### Description of the task
Would you retype all of these records exactly?
Start Material to process
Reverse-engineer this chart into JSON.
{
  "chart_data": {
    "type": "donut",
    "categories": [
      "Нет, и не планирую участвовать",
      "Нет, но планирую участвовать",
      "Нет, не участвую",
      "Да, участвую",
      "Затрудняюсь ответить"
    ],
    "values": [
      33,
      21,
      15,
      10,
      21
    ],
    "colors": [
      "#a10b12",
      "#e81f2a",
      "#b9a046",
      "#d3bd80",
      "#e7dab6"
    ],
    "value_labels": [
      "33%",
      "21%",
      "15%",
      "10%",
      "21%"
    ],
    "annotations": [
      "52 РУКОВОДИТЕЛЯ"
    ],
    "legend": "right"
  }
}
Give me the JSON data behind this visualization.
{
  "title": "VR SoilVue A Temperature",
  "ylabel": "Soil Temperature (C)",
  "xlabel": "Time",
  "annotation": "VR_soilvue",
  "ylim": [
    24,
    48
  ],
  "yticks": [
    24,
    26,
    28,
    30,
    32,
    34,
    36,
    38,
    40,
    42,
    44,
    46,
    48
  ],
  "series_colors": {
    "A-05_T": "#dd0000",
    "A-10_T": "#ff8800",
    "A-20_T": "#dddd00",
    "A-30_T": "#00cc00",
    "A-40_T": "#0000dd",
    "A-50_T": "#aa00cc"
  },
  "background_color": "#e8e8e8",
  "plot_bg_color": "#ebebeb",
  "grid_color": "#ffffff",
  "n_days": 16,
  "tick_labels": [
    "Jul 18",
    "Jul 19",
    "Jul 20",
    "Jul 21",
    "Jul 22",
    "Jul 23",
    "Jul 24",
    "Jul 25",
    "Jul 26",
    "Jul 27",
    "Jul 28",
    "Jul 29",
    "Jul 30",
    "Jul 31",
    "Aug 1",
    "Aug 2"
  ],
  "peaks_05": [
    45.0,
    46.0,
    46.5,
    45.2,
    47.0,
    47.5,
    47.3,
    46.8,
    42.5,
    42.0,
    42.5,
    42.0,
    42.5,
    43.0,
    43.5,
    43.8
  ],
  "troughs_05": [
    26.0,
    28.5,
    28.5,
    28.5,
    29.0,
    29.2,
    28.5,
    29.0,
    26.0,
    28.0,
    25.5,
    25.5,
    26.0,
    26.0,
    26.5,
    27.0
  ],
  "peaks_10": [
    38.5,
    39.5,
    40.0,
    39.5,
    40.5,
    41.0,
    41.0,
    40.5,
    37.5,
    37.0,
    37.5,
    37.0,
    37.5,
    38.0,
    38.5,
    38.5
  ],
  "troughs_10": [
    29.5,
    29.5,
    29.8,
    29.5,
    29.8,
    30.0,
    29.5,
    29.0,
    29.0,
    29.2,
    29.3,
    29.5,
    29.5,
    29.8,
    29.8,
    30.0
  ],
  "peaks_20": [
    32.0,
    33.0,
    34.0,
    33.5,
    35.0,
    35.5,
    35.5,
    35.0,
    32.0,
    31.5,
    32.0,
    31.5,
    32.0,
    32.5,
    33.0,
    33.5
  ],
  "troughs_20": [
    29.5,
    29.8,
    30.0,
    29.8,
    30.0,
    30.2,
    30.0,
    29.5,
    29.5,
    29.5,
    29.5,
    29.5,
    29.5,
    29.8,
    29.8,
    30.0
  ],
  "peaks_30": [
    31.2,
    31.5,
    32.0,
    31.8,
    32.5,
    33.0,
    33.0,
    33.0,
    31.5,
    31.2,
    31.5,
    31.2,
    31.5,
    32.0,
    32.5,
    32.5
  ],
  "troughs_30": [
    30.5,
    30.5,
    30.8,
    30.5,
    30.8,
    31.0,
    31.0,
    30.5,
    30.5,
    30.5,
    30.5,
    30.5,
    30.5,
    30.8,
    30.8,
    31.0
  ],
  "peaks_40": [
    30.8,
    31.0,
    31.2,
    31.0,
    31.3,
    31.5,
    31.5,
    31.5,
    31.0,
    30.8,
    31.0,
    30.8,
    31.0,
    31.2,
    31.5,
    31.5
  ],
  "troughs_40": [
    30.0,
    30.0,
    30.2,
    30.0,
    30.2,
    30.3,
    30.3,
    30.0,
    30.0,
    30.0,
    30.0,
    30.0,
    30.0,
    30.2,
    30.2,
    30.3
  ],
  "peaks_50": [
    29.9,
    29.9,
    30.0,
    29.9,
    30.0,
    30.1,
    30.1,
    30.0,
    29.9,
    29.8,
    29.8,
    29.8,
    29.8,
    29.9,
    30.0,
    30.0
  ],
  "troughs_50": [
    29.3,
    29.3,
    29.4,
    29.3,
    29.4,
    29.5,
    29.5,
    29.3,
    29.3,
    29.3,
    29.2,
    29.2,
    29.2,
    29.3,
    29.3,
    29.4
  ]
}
End Material to process
### Answer to the problem
Reverse-engineer this chart into JSON.
{
  "chart_data": {
    "type": "donut",
    "categories": [
      "Нет, и не планирую участвовать",
      "Нет, но планирую участвовать",
      "Нет, не участвую",
      "Да, участвую",
      "Затрудняюсь ответить"
    ],
    "values": [
      33,
      21,
      15,
      10,
      21
    ],
    "colors": [
      "#a10b12",
      "#e81f2a",
      "#b9a046",
      "#d3bd80",
      "#e7dab6"
    ],
    "value_labels": [
      "33%",
      "21%",
      "15%",
      "10%",
      "21%"
    ],
    "annotations": [
      "52 РУКОВОДИТЕЛЯ"
    ],
    "legend": "right"
  }
}
Give me the JSON data behind this visualization.
{
  "title": "VR SoilVue A Temperature",
  "ylabel": "Soil Temperature (C)",
  "xlabel": "Time",
  "annotation": "VR_soilvue",
  "ylim": [
    24,
    48
  ],
  "yticks": [
    24,
    26,
    28,
    30,
    32,
    34,
    36,
    38,
    40,
    42,
    44,
    46,
    48
  ],
  "series_colors": {
    "A-05_T": "#dd0000",
    "A-10_T": "#ff8800",
    "A-20_T": "#dddd00",
    "A-30_T": "#00cc00",
    "A-40_T": "#0000dd",
    "A-50_T": "#aa00cc"
  },
  "background_color": "#e8e8e8",
  "plot_bg_color": "#ebebeb",
  "grid_color": "#ffffff",
  "n_days": 16,
  "tick_labels": [
    "Jul 18",
    "Jul 19",
    "Jul 20",
    "Jul 21",
    "Jul 22",
    "Jul 23",
    "Jul 24",
    "Jul 25",
    "Jul 26",
    "Jul 27",
    "Jul 28",
    "Jul 29",
    "Jul 30",
    "Jul 31",
    "Aug 1",
    "Aug 2"
  ],
  "peaks_05": [
    45.0,
    46.0,
    46.5,
    45.2,
    47.0,
    47.5,
    47.3,
    46.8,
    42.5,
    42.0,
    42.5,
    42.0,
    42.5,
    43.0,
    43.5,
    43.8
  ],
  "troughs_05": [
    26.0,
    28.5,
    28.5,
    28.5,
    29.0,
    29.2,
    28.5,
    29.0,
    26.0,
    28.0,
    25.5,
    25.5,
    26.0,
    26.0,
    26.5,
    27.0
  ],
  "peaks_10": [
    38.5,
    39.5,
    40.0,
    39.5,
    40.5,
    41.0,
    41.0,
    40.5,
    37.5,
    37.0,
    37.5,
    37.0,
    37.5,
    38.0,
    38.5,
    38.5
  ],
  "troughs_10": [
    29.5,
    29.5,
    29.8,
    29.5,
    29.8,
    30.0,
    29.5,
    29.0,
    29.0,
    29.2,
    29.3,
    29.5,
    29.5,
    29.8,
    29.8,
    30.0
  ],
  "peaks_20": [
    32.0,
    33.0,
    34.0,
    33.5,
    35.0,
    35.5,
    35.5,
    35.0,
    32.0,
    31.5,
    32.0,
    31.5,
    32.0,
    32.5,
    33.0,
    33.5
  ],
  "troughs_20": [
    29.5,
    29.8,
    30.0,
    29.8,
    30.0,
    30.2,
    30.0,
    29.5,
    29.5,
    29.5,
    29.5,
    29.5,
    29.5,
    29.8,
    29.8,
    30.0
  ],
  "peaks_30": [
    31.2,
    31.5,
    32.0,
    31.8,
    32.5,
    33.0,
    33.0,
    33.0,
    31.5,
    31.2,
    31.5,
    31.2,
    31.5,
    32.0,
    32.5,
    32.5
  ],
  "troughs_30": [
    30.5,
    30.5,
    30.8,
    30.5,
    30.8,
    31.0,
    31.0,
    30.5,
    30.5,
    30.5,
    30.5,
    30.5,
    30.5,
    30.8,
    30.8,
    31.0
  ],
  "peaks_40": [
    30.8,
    31.0,
    31.2,
    31.0,
    31.3,
    31.5,
    31.5,
    31.5,
    31.0,
    30.8,
    31.0,
    30.8,
    31.0,
    31.2,
    31.5,
    31.5
  ],
  "troughs_40": [
    30.0,
    30.0,
    30.2,
    30.0,
    30.2,
    30.3,
    30.3,
    30.0,
    30.0,
    30.0,
    30.0,
    30.0,
    30.0,
    30.2,
    30.2,
    30.3
  ],
  "peaks_50": [
    29.9,
    29.9,
    30.0,
    29.9,
    30.0,
    30.1,
    30.1,
    30.0,
    29.9,
    29.8,
    29.8,
    29.8,
    29.8,
    29.9,
    30.0,
    30.0
  ],
  "troughs_50": [
    29.3,
    29.3,
    29.4,
    29.3,
    29.4,
    29.5,
    29.5,
    29.3,
    29.3,
    29.3,
    29.2,
    29.2,
    29.2,
    29.3,
    29.3,
    29.4
  ]
}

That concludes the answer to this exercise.